Lines of data:
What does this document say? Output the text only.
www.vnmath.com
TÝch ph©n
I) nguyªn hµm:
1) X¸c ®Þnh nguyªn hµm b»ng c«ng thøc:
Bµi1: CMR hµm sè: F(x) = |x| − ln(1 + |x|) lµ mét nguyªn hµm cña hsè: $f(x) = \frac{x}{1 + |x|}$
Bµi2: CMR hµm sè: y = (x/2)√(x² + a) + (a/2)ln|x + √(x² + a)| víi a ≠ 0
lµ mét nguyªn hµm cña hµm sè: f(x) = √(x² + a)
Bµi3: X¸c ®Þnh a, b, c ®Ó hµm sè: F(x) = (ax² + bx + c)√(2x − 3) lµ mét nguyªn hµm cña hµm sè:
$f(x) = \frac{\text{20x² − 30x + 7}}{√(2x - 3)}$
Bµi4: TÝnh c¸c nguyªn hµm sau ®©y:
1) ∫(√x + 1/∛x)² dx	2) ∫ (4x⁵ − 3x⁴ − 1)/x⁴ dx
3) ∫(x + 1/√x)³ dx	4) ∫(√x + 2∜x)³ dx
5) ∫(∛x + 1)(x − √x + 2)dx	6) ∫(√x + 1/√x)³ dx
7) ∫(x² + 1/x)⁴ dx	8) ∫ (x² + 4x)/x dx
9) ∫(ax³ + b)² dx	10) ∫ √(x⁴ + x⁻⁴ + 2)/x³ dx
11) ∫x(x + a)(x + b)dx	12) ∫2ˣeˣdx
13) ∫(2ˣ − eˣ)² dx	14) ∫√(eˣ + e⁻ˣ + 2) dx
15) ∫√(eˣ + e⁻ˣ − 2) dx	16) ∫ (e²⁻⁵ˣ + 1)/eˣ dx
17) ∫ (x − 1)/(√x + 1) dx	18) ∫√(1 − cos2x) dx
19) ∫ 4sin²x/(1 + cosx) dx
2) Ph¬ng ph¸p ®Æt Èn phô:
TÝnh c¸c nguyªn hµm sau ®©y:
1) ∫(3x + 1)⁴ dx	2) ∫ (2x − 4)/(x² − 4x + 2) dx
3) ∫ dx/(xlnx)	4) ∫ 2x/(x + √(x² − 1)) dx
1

Goal: Output all of the data again. Match it exactly.

Full output:
What does this document say? Output the text only.
www.vnmath.com
TÝch ph©n
I) nguyªn hµm:
1) X¸c ®Þnh nguyªn hµm b»ng c«ng thøc:
Bµi1: CMR hµm sè: F(x) = |x| − ln(1 + |x|) lµ mét nguyªn hµm cña hsè: $f(x) = \frac{x}{1 + |x|}$
Bµi2: CMR hµm sè: y = (x/2)√(x² + a) + (a/2)ln|x + √(x² + a)| víi a ≠ 0
lµ mét nguyªn hµm cña hµm sè: f(x) = √(x² + a)
Bµi3: X¸c ®Þnh a, b, c ®Ó hµm sè: F(x) = (ax² + bx + c)√(2x − 3) lµ mét nguyªn hµm cña hµm sè:
$f(x) = \frac{\text{20x² − 30x + 7}}{√(2x - 3)}$
Bµi4: TÝnh c¸c nguyªn hµm sau ®©y:
1) ∫(√x + 1/∛x)² dx	2) ∫ (4x⁵ − 3x⁴ − 1)/x⁴ dx
3) ∫(x + 1/√x)³ dx	4) ∫(√x + 2∜x)³ dx
5) ∫(∛x + 1)(x − √x + 2)dx	6) ∫(√x + 1/√x)³ dx
7) ∫(x² + 1/x)⁴ dx	8) ∫ (x² + 4x)/x dx
9) ∫(ax³ + b)² dx	10) ∫ √(x⁴ + x⁻⁴ + 2)/x³ dx
11) ∫x(x + a)(x + b)dx	12) ∫2ˣeˣdx
13) ∫(2ˣ − eˣ)² dx	14) ∫√(eˣ + e⁻ˣ + 2) dx
15) ∫√(eˣ + e⁻ˣ − 2) dx	16) ∫ (e²⁻⁵ˣ + 1)/eˣ dx
17) ∫ (x − 1)/(√x + 1) dx	18) ∫√(1 − cos2x) dx
19) ∫ 4sin²x/(1 + cosx) dx
2) Ph¬ng ph¸p ®Æt Èn phô:
TÝnh c¸c nguyªn hµm sau ®©y:
1) ∫(3x + 1)⁴ dx	2) ∫ (2x − 4)/(x² − 4x + 2) dx
3) ∫ dx/(xlnx)	4) ∫ 2x/(x + √(x² − 1)) dx
1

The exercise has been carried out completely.